#### Instructions to follow:
Can you print every record below exactly as written?

= = =

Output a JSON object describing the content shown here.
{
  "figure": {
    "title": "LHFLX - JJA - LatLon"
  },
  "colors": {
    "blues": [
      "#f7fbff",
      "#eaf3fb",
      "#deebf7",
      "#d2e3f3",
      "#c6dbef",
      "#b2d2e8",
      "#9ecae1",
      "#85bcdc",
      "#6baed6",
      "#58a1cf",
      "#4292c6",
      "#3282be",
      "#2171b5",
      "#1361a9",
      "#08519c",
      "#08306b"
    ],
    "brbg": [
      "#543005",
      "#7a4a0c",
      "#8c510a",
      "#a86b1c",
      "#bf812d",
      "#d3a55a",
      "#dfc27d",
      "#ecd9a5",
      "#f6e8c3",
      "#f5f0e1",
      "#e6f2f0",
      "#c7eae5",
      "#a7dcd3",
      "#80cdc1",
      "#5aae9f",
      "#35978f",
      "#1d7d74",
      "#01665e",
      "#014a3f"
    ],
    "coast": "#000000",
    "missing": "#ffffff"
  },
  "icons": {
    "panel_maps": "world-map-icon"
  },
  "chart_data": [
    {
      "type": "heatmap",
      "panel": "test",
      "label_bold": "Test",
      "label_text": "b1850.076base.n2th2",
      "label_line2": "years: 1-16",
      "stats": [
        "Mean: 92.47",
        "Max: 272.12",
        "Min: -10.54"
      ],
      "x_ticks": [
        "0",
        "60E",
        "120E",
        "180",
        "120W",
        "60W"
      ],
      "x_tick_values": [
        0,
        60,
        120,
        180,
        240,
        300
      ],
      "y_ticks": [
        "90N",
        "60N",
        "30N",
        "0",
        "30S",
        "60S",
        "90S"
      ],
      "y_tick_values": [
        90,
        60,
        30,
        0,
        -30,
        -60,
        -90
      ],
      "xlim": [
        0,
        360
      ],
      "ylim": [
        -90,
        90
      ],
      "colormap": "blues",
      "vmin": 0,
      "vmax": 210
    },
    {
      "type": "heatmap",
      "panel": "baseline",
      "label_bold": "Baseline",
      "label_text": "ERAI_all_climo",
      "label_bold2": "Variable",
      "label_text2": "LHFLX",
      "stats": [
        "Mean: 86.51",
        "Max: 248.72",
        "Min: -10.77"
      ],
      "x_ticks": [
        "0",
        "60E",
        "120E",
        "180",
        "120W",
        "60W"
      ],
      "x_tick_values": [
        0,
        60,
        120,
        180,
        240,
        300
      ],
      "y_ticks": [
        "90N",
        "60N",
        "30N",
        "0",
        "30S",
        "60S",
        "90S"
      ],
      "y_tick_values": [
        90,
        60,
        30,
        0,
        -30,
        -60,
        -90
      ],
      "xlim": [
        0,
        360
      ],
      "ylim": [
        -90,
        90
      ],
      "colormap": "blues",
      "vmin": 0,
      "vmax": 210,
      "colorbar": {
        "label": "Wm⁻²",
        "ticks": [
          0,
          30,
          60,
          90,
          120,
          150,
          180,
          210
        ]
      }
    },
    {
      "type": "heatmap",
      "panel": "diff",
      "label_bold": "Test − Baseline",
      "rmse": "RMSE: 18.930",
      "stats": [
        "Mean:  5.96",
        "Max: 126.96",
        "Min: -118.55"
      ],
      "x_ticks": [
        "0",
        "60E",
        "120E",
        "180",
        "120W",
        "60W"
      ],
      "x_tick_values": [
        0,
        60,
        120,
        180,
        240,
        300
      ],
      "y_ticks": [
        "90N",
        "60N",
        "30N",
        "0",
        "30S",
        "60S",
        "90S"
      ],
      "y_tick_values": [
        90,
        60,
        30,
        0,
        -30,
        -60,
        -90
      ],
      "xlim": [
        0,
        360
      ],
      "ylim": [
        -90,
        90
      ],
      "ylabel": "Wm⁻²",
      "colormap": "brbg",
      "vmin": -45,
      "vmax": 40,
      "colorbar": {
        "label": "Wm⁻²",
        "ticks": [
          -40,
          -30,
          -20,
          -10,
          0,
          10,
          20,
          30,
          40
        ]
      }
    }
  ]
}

= = =

#### The answer:
Output a JSON object describing the content shown here.
{
  "figure": {
    "title": "LHFLX - JJA - LatLon"
  },
  "colors": {
    "blues": [
      "#f7fbff",
      "#eaf3fb",
      "#deebf7",
      "#d2e3f3",
      "#c6dbef",
      "#b2d2e8",
      "#9ecae1",
      "#85bcdc",
      "#6baed6",
      "#58a1cf",
      "#4292c6",
      "#3282be",
      "#2171b5",
      "#1361a9",
      "#08519c",
      "#08306b"
    ],
    "brbg": [
      "#543005",
      "#7a4a0c",
      "#8c510a",
      "#a86b1c",
      "#bf812d",
      "#d3a55a",
      "#dfc27d",
      "#ecd9a5",
      "#f6e8c3",
      "#f5f0e1",
      "#e6f2f0",
      "#c7eae5",
      "#a7dcd3",
      "#80cdc1",
      "#5aae9f",
      "#35978f",
      "#1d7d74",
      "#01665e",
      "#014a3f"
    ],
    "coast": "#000000",
    "missing": "#ffffff"
  },
  "icons": {
    "panel_maps": "world-map-icon"
  },
  "chart_data": [
    {
      "type": "heatmap",
      "panel": "test",
      "label_bold": "Test",
      "label_text": "b1850.076base.n2th2",
      "label_line2": "years: 1-16",
      "stats": [
        "Mean: 92.47",
        "Max: 272.12",
        "Min: -10.54"
      ],
      "x_ticks": [
        "0",
        "60E",
        "120E",
        "180",
        "120W",
        "60W"
      ],
      "x_tick_values": [
        0,
        60,
        120,
        180,
        240,
        300
      ],
      "y_ticks": [
        "90N",
        "60N",
        "30N",
        "0",
        "30S",
        "60S",
        "90S"
      ],
      "y_tick_values": [
        90,
        60,
        30,
        0,
        -30,
        -60,
        -90
      ],
      "xlim": [
        0,
        360
      ],
      "ylim": [
        -90,
        90
      ],
      "colormap": "blues",
      "vmin": 0,
      "vmax": 210
    },
    {
      "type": "heatmap",
      "panel": "baseline",
      "label_bold": "Baseline",
      "label_text": "ERAI_all_climo",
      "label_bold2": "Variable",
      "label_text2": "LHFLX",
      "stats": [
        "Mean: 86.51",
        "Max: 248.72",
        "Min: -10.77"
      ],
      "x_ticks": [
        "0",
        "60E",
        "120E",
        "180",
        "120W",
        "60W"
      ],
      "x_tick_values": [
        0,
        60,
        120,
        180,
        240,
        300
      ],
      "y_ticks": [
        "90N",
        "60N",
        "30N",
        "0",
        "30S",
        "60S",
        "90S"
      ],
      "y_tick_values": [
        90,
        60,
        30,
        0,
        -30,
        -60,
        -90
      ],
      "xlim": [
        0,
        360
      ],
      "ylim": [
        -90,
        90
      ],
      "colormap": "blues",
      "vmin": 0,
      "vmax": 210,
      "colorbar": {
        "label": "Wm⁻²",
        "ticks": [
          0,
          30,
          60,
          90,
          120,
          150,
          180,
          210
        ]
      }
    },
    {
      "type": "heatmap",
      "panel": "diff",
      "label_bold": "Test − Baseline",
      "rmse": "RMSE: 18.930",
      "stats": [
        "Mean:  5.96",
        "Max: 126.96",
        "Min: -118.55"
      ],
      "x_ticks": [
        "0",
        "60E",
        "120E",
        "180",
        "120W",
        "60W"
      ],
      "x_tick_values": [
        0,
        60,
        120,
        180,
        240,
        300
      ],
      "y_ticks": [
        "90N",
        "60N",
        "30N",
        "0",
        "30S",
        "60S",
        "90S"
      ],
      "y_tick_values": [
        90,
        60,
        30,
        0,
        -30,
        -60,
        -90
      ],
      "xlim": [
        0,
        360
      ],
      "ylim": [
        -90,
        90
      ],
      "ylabel": "Wm⁻²",
      "colormap": "brbg",
      "vmin": -45,
      "vmax": 40,
      "colorbar": {
        "label": "Wm⁻²",
        "ticks": [
          -40,
          -30,
          -20,
          -10,
          0,
          10,
          20,
          30,
          40
        ]
      }
    }
  ]
}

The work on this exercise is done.